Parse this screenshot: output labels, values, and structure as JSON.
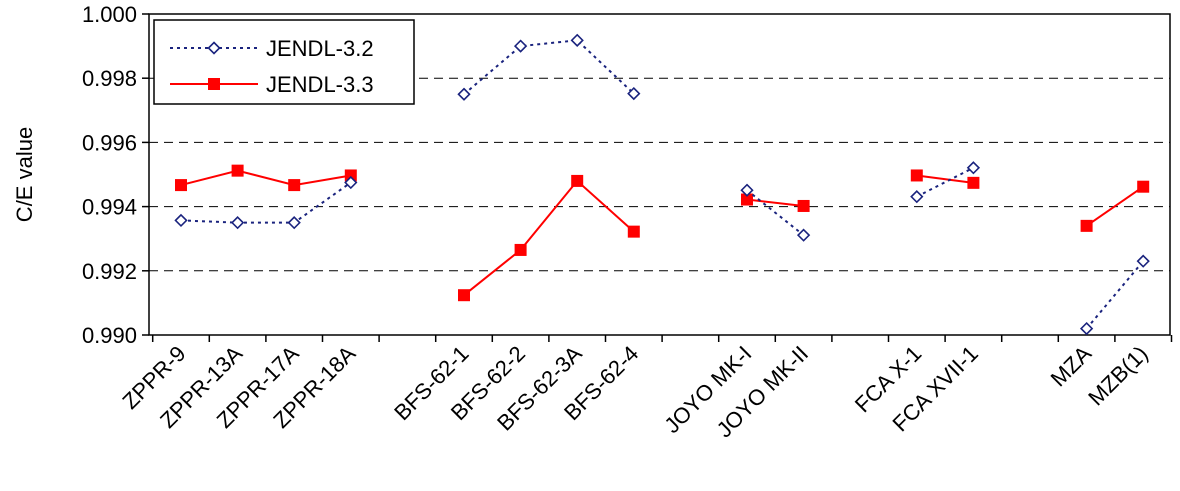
{
  "chart_data": {
    "type": "line",
    "title": "",
    "xlabel": "",
    "ylabel": "C/E value",
    "ylim": [
      0.99,
      1.0
    ],
    "yticks": [
      "0.990",
      "0.992",
      "0.994",
      "0.996",
      "0.998",
      "1.000"
    ],
    "grid": true,
    "legend_position": "top-left",
    "categories": [
      "ZPPR-9",
      "ZPPR-13A",
      "ZPPR-17A",
      "ZPPR-18A",
      "",
      "BFS-62-1",
      "BFS-62-2",
      "BFS-62-3A",
      "BFS-62-4",
      "",
      "JOYO MK-I",
      "JOYO MK-II",
      "",
      "FCA X-1",
      "FCA XVII-1",
      "",
      "MZA",
      "MZB(1)"
    ],
    "series": [
      {
        "name": "JENDL-3.2",
        "color": "#1a237e",
        "style": "dotted",
        "marker": "open-diamond",
        "values": [
          0.99357,
          0.9935,
          0.9935,
          0.99475,
          null,
          0.9975,
          0.999,
          0.99918,
          0.99752,
          null,
          0.99451,
          0.99311,
          null,
          0.99431,
          0.99521,
          null,
          0.9902,
          0.9923
        ]
      },
      {
        "name": "JENDL-3.3",
        "color": "#ff0000",
        "style": "solid",
        "marker": "filled-square",
        "values": [
          0.99467,
          0.99512,
          0.99467,
          0.99497,
          null,
          0.99124,
          0.99265,
          0.9948,
          0.99322,
          null,
          0.99422,
          0.99402,
          null,
          0.99497,
          0.99474,
          null,
          0.9934,
          0.99462
        ]
      }
    ]
  }
}
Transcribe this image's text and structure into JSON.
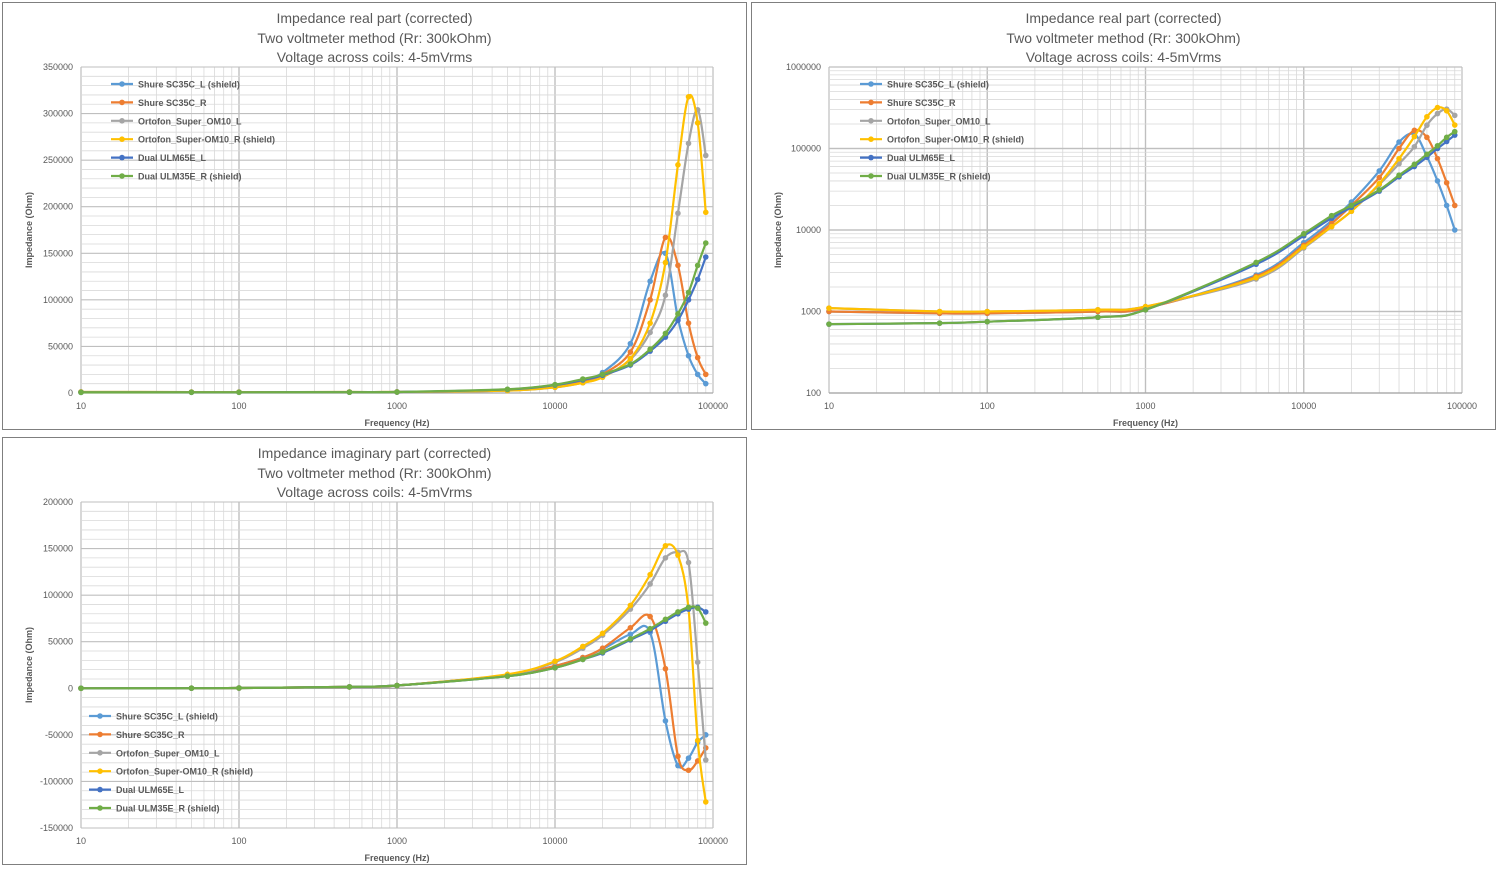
{
  "colors": {
    "series": [
      "#5b9bd5",
      "#ed7d31",
      "#a5a5a5",
      "#ffc000",
      "#4472c4",
      "#70ad47"
    ],
    "grid": "#d9d9d9",
    "axis_text": "#595959"
  },
  "chart_data": [
    {
      "type": "line",
      "title_lines": [
        "Impedance real part (corrected)",
        "Two voltmeter method (Rr: 300kOhm)",
        "Voltage across coils: 4-5mVrms"
      ],
      "xlabel": "Frequency (Hz)",
      "ylabel": "Impedance (Ohm)",
      "xscale": "log",
      "yscale": "linear",
      "xlim": [
        10,
        100000
      ],
      "ylim": [
        0,
        350000
      ],
      "x_ticks": [
        10,
        100,
        1000,
        10000,
        100000
      ],
      "x_tick_labels": [
        "10",
        "100",
        "1000",
        "10000",
        "100000"
      ],
      "y_ticks": [
        0,
        50000,
        100000,
        150000,
        200000,
        250000,
        300000,
        350000
      ],
      "y_tick_labels": [
        "0",
        "50000",
        "100000",
        "150000",
        "200000",
        "250000",
        "300000",
        "350000"
      ],
      "grid": true,
      "legend_position": "top-left",
      "x": [
        10,
        50,
        100,
        500,
        1000,
        5000,
        10000,
        15000,
        20000,
        30000,
        40000,
        50000,
        60000,
        70000,
        80000,
        90000
      ],
      "series": [
        {
          "name": "Shure SC35C_L (shield)",
          "values": [
            1000,
            950,
            950,
            1000,
            1100,
            2800,
            7000,
            13000,
            22000,
            53000,
            120000,
            150000,
            80000,
            40000,
            20000,
            10000
          ]
        },
        {
          "name": "Shure SC35C_R",
          "values": [
            1000,
            950,
            950,
            1000,
            1100,
            2700,
            6500,
            12000,
            20000,
            44000,
            100000,
            167000,
            137000,
            75000,
            38000,
            20000
          ]
        },
        {
          "name": "Ortofon_Super_OM10_L",
          "values": [
            1100,
            1000,
            1000,
            1050,
            1150,
            2500,
            6000,
            11000,
            17000,
            36000,
            65000,
            105000,
            193000,
            268000,
            304000,
            255000
          ]
        },
        {
          "name": "Ortofon_Super-OM10_R (shield)",
          "values": [
            1100,
            1000,
            1000,
            1050,
            1150,
            2600,
            6200,
            11000,
            17000,
            37000,
            75000,
            140000,
            245000,
            318000,
            290000,
            194000
          ]
        },
        {
          "name": "Dual ULM65E_L",
          "values": [
            700,
            720,
            750,
            850,
            1050,
            3800,
            8500,
            14000,
            19000,
            30000,
            45000,
            60000,
            78000,
            100000,
            122000,
            146000
          ]
        },
        {
          "name": "Dual ULM35E_R (shield)",
          "values": [
            700,
            720,
            750,
            850,
            1050,
            4000,
            9000,
            15000,
            20000,
            31000,
            47000,
            64000,
            85000,
            108000,
            137000,
            161000
          ]
        }
      ]
    },
    {
      "type": "line",
      "title_lines": [
        "Impedance real part (corrected)",
        "Two voltmeter method (Rr: 300kOhm)",
        "Voltage across coils: 4-5mVrms"
      ],
      "xlabel": "Frequency (Hz)",
      "ylabel": "Impedance (Ohm)",
      "xscale": "log",
      "yscale": "log",
      "xlim": [
        10,
        100000
      ],
      "ylim": [
        100,
        1000000
      ],
      "x_ticks": [
        10,
        100,
        1000,
        10000,
        100000
      ],
      "x_tick_labels": [
        "10",
        "100",
        "1000",
        "10000",
        "100000"
      ],
      "y_ticks": [
        100,
        1000,
        10000,
        100000,
        1000000
      ],
      "y_tick_labels": [
        "100",
        "1000",
        "10000",
        "100000",
        "1000000"
      ],
      "grid": true,
      "legend_position": "top-left",
      "x": [
        10,
        50,
        100,
        500,
        1000,
        5000,
        10000,
        15000,
        20000,
        30000,
        40000,
        50000,
        60000,
        70000,
        80000,
        90000
      ],
      "series": [
        {
          "name": "Shure SC35C_L (shield)",
          "values": [
            1000,
            950,
            950,
            1000,
            1100,
            2800,
            7000,
            13000,
            22000,
            53000,
            120000,
            150000,
            80000,
            40000,
            20000,
            10000
          ]
        },
        {
          "name": "Shure SC35C_R",
          "values": [
            1000,
            950,
            950,
            1000,
            1100,
            2700,
            6500,
            12000,
            20000,
            44000,
            100000,
            167000,
            137000,
            75000,
            38000,
            20000
          ]
        },
        {
          "name": "Ortofon_Super_OM10_L",
          "values": [
            1100,
            1000,
            1000,
            1050,
            1150,
            2500,
            6000,
            11000,
            17000,
            36000,
            65000,
            105000,
            193000,
            268000,
            304000,
            255000
          ]
        },
        {
          "name": "Ortofon_Super-OM10_R (shield)",
          "values": [
            1100,
            1000,
            1000,
            1050,
            1150,
            2600,
            6200,
            11000,
            17000,
            37000,
            75000,
            140000,
            245000,
            318000,
            290000,
            194000
          ]
        },
        {
          "name": "Dual ULM65E_L",
          "values": [
            700,
            720,
            750,
            850,
            1050,
            3800,
            8500,
            14000,
            19000,
            30000,
            45000,
            60000,
            78000,
            100000,
            122000,
            146000
          ]
        },
        {
          "name": "Dual ULM35E_R (shield)",
          "values": [
            700,
            720,
            750,
            850,
            1050,
            4000,
            9000,
            15000,
            20000,
            31000,
            47000,
            64000,
            85000,
            108000,
            137000,
            161000
          ]
        }
      ]
    },
    {
      "type": "line",
      "title_lines": [
        "Impedance imaginary part (corrected)",
        "Two voltmeter method (Rr: 300kOhm)",
        "Voltage across coils: 4-5mVrms"
      ],
      "xlabel": "Frequency (Hz)",
      "ylabel": "Impedance (Ohm)",
      "xscale": "log",
      "yscale": "linear",
      "xlim": [
        10,
        100000
      ],
      "ylim": [
        -150000,
        200000
      ],
      "x_ticks": [
        10,
        100,
        1000,
        10000,
        100000
      ],
      "x_tick_labels": [
        "10",
        "100",
        "1000",
        "10000",
        "100000"
      ],
      "y_ticks": [
        -150000,
        -100000,
        -50000,
        0,
        50000,
        100000,
        150000,
        200000
      ],
      "y_tick_labels": [
        "-150000",
        "-100000",
        "-50000",
        "0",
        "50000",
        "100000",
        "150000",
        "200000"
      ],
      "grid": true,
      "legend_position": "bottom-left",
      "x": [
        10,
        50,
        100,
        500,
        1000,
        5000,
        10000,
        15000,
        20000,
        30000,
        40000,
        50000,
        60000,
        70000,
        80000,
        90000
      ],
      "series": [
        {
          "name": "Shure SC35C_L (shield)",
          "values": [
            0,
            100,
            300,
            1500,
            3000,
            14000,
            24000,
            33000,
            42000,
            58000,
            60000,
            -35000,
            -83000,
            -75000,
            -58000,
            -50000
          ]
        },
        {
          "name": "Shure SC35C_R",
          "values": [
            0,
            100,
            300,
            1500,
            3000,
            14000,
            24000,
            33000,
            43000,
            65000,
            77000,
            21000,
            -73000,
            -88000,
            -78000,
            -64000
          ]
        },
        {
          "name": "Ortofon_Super_OM10_L",
          "values": [
            0,
            100,
            300,
            1500,
            3000,
            14000,
            28000,
            43000,
            57000,
            85000,
            112000,
            140000,
            146000,
            135000,
            28000,
            -77000
          ]
        },
        {
          "name": "Ortofon_Super-OM10_R (shield)",
          "values": [
            0,
            100,
            300,
            1500,
            3000,
            15000,
            29000,
            45000,
            59000,
            89000,
            122000,
            153000,
            143000,
            85000,
            -56000,
            -122000
          ]
        },
        {
          "name": "Dual ULM65E_L",
          "values": [
            0,
            100,
            300,
            1500,
            3000,
            13000,
            22000,
            31000,
            38000,
            52000,
            62000,
            72000,
            80000,
            85000,
            87000,
            82000
          ]
        },
        {
          "name": "Dual ULM35E_R (shield)",
          "values": [
            0,
            100,
            300,
            1500,
            3000,
            13000,
            22000,
            31000,
            39000,
            53000,
            64000,
            74000,
            82000,
            87000,
            86000,
            70000
          ]
        }
      ]
    }
  ]
}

*WHAT IS ASKED*. Of the lines above, how many include the word "structure"? Reply with the number alone.

*REPLY*. 2